WORK INSTRUCTIONS: Where a line of the material contains the string "across", copy that line.

Dataset records
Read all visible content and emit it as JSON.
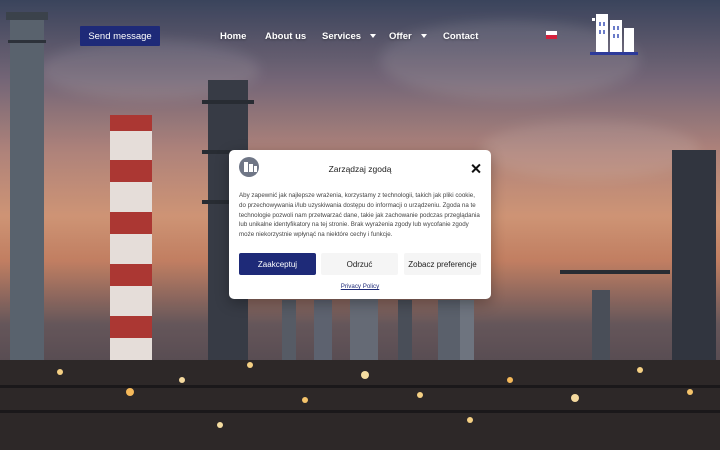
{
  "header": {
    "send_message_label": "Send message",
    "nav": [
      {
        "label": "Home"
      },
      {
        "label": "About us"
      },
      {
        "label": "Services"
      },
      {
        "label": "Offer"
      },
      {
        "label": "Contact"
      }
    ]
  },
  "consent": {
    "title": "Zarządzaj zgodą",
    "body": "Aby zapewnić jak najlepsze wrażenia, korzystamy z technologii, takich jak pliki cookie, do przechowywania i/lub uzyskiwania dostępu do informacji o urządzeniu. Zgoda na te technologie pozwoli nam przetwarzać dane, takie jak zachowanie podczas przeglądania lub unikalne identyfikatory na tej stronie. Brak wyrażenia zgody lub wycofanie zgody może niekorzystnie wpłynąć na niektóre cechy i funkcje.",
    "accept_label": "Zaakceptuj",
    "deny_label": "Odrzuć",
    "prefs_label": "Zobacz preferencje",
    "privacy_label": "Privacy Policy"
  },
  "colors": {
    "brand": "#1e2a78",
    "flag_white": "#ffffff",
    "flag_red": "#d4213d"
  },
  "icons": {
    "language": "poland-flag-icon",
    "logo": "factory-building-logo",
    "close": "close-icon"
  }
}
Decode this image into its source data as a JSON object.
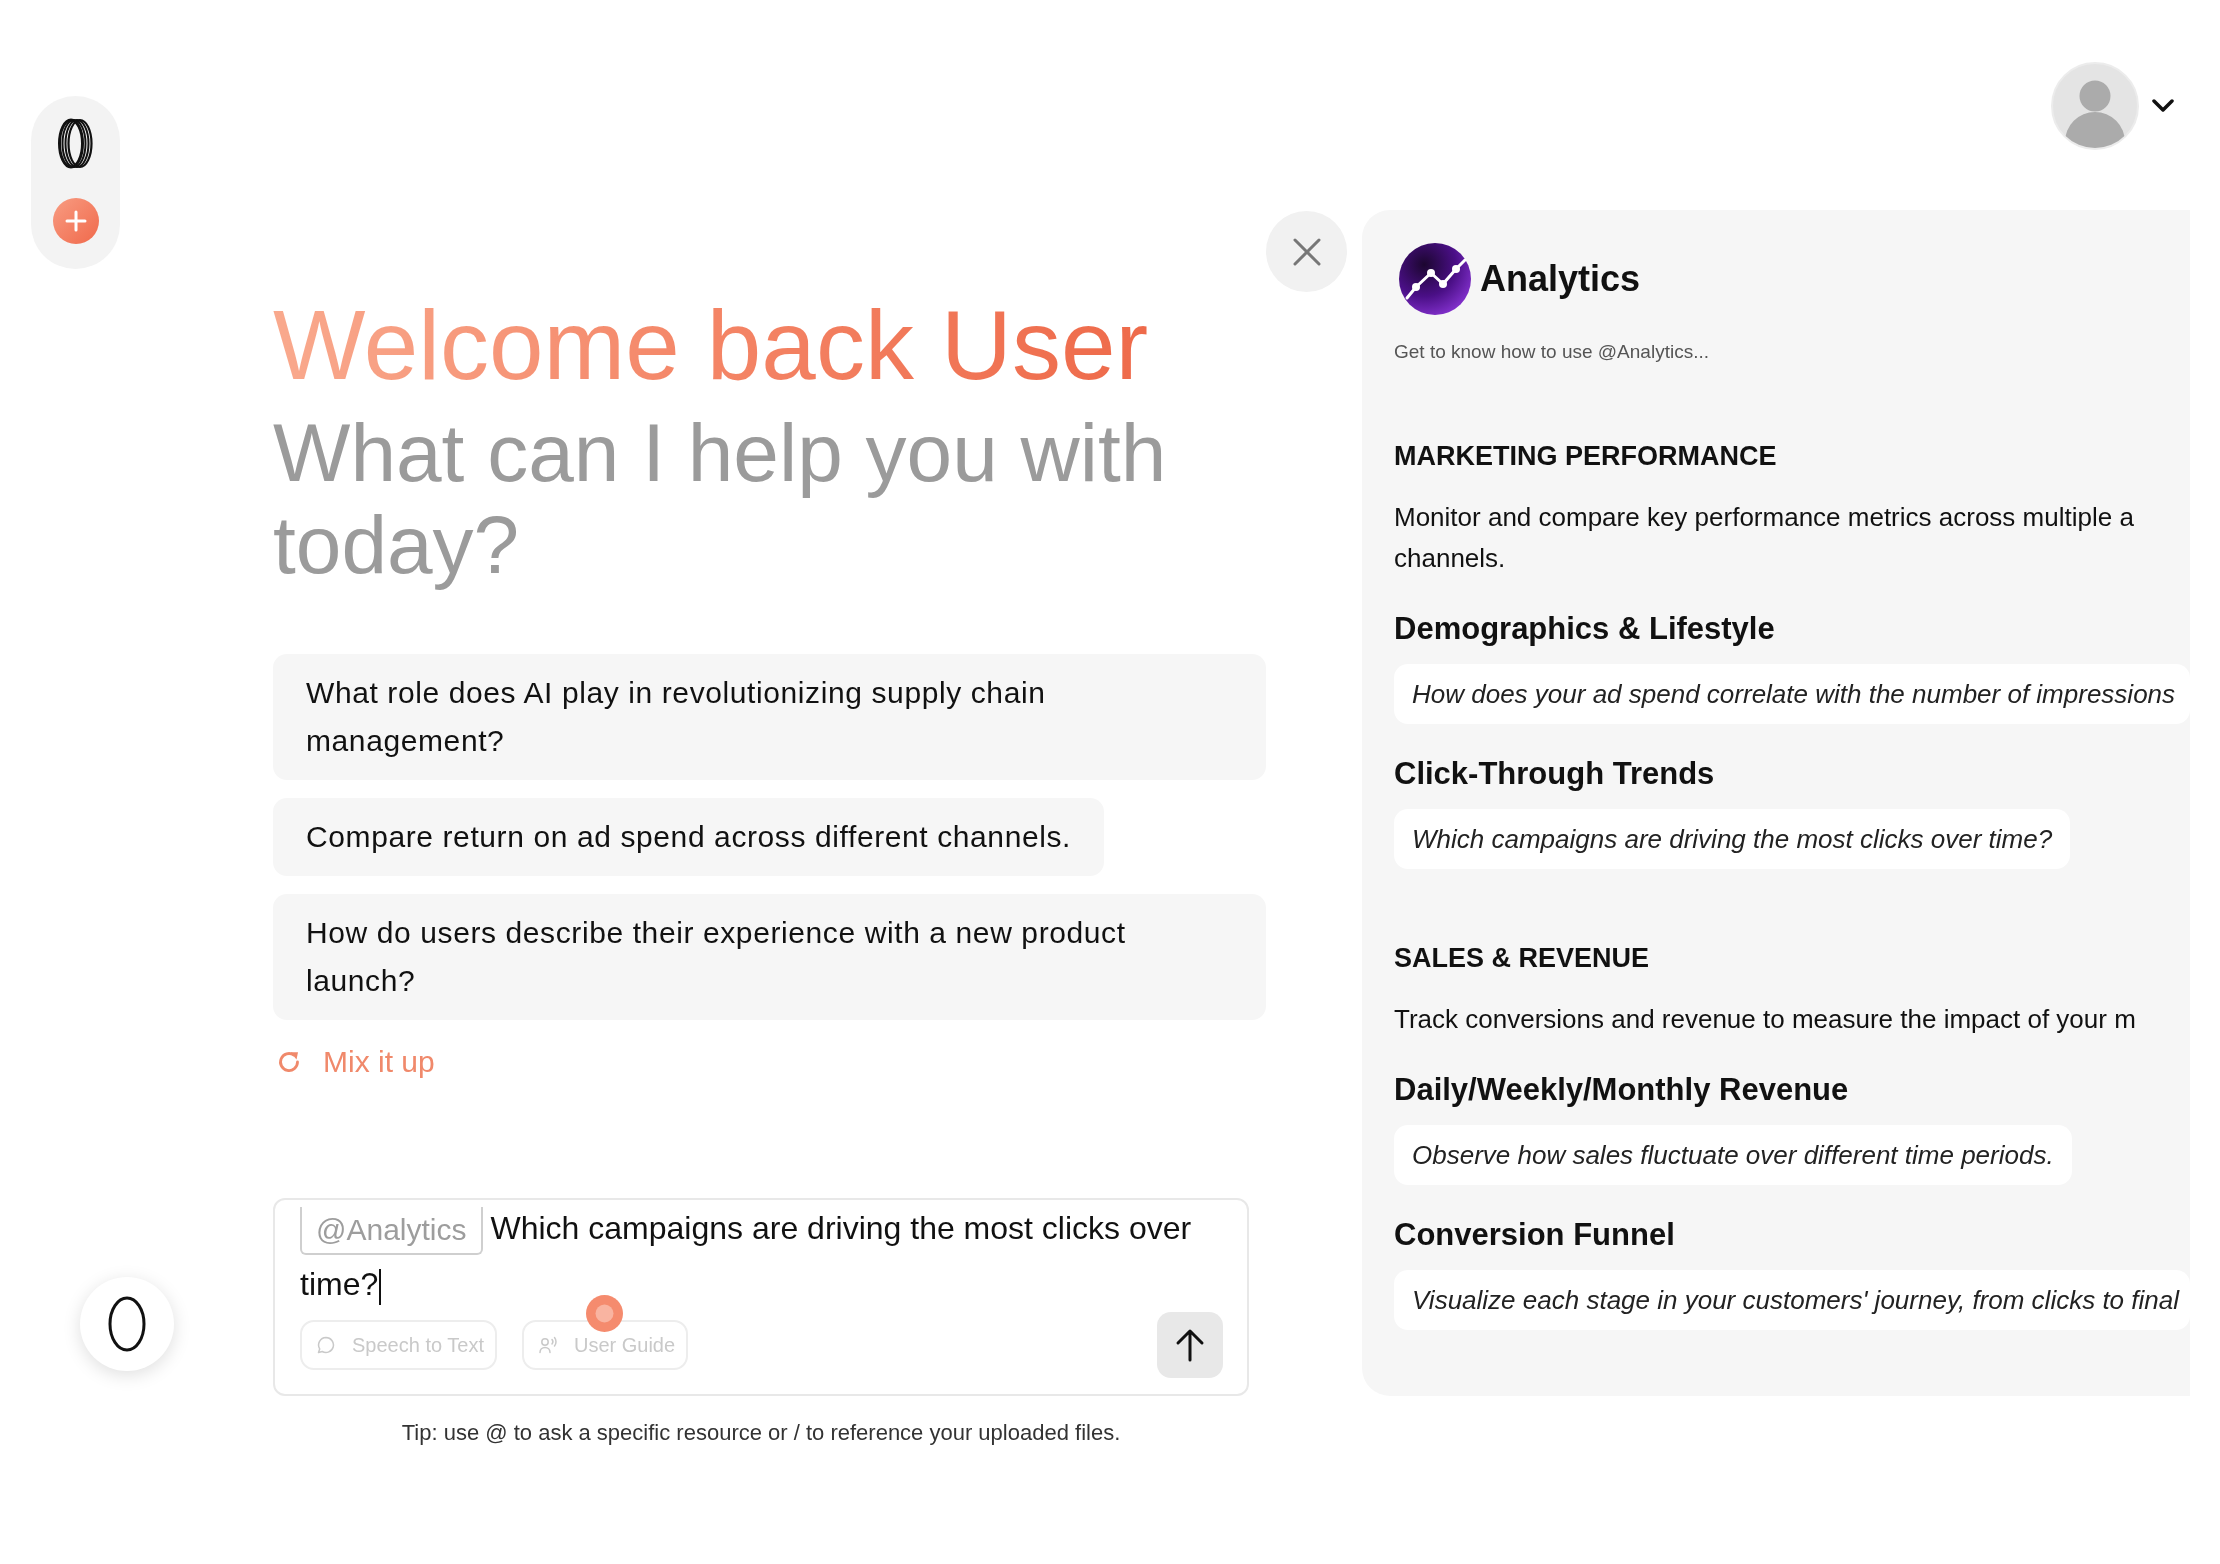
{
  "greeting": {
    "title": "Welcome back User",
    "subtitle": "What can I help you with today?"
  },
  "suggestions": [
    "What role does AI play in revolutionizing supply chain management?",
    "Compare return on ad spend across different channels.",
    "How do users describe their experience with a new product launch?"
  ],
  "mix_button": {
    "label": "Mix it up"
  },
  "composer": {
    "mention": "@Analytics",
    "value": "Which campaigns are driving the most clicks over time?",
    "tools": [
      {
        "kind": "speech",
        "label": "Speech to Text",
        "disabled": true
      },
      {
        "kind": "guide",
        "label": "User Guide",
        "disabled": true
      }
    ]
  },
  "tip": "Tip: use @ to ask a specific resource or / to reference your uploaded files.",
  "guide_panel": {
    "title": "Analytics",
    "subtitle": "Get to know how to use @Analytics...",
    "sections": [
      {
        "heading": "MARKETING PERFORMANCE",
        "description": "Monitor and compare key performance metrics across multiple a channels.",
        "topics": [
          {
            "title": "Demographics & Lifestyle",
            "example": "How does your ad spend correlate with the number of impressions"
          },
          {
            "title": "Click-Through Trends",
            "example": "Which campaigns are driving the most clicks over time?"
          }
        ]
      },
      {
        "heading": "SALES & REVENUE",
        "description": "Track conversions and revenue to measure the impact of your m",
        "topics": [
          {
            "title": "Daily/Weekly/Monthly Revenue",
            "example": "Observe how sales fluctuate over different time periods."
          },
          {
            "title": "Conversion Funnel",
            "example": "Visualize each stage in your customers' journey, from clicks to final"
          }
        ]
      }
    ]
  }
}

FINISHED TASK:
    "Compare return on ad spend across different channels.",
        "description": "Monitor and compare key performance metrics across multiple a channels.",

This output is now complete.